The listing below should be printed exactly, every line of it. Skip the pictures.

Records from a collection
━━━━━━

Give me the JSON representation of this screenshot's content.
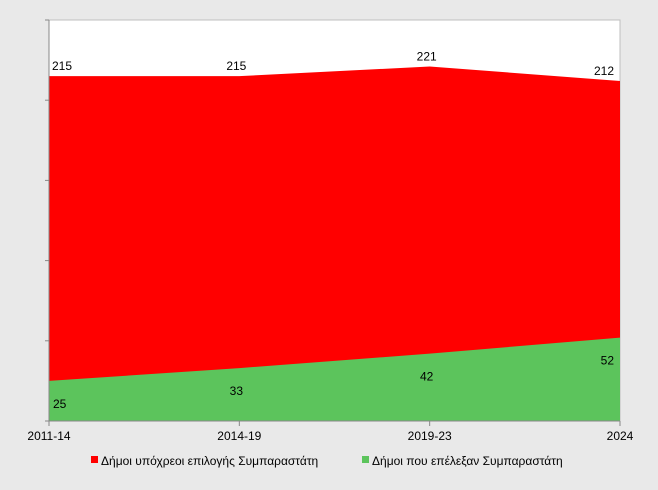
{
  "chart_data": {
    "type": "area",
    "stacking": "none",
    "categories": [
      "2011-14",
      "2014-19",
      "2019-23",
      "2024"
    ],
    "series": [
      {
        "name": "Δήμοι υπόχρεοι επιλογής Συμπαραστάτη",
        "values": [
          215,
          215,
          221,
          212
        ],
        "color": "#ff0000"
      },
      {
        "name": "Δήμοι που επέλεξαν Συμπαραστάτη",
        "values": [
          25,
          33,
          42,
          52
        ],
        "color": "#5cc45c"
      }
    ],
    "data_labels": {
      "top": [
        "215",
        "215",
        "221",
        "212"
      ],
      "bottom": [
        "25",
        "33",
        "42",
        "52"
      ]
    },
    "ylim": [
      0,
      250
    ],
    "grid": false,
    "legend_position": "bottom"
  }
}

━━━━━━

**The reply**
Give me the JSON representation of this screenshot's content.
{
  "chart_data": {
    "type": "area",
    "stacking": "none",
    "categories": [
      "2011-14",
      "2014-19",
      "2019-23",
      "2024"
    ],
    "series": [
      {
        "name": "Δήμοι υπόχρεοι επιλογής Συμπαραστάτη",
        "values": [
          215,
          215,
          221,
          212
        ],
        "color": "#ff0000"
      },
      {
        "name": "Δήμοι που επέλεξαν Συμπαραστάτη",
        "values": [
          25,
          33,
          42,
          52
        ],
        "color": "#5cc45c"
      }
    ],
    "data_labels": {
      "top": [
        "215",
        "215",
        "221",
        "212"
      ],
      "bottom": [
        "25",
        "33",
        "42",
        "52"
      ]
    },
    "ylim": [
      0,
      250
    ],
    "grid": false,
    "legend_position": "bottom"
  }
}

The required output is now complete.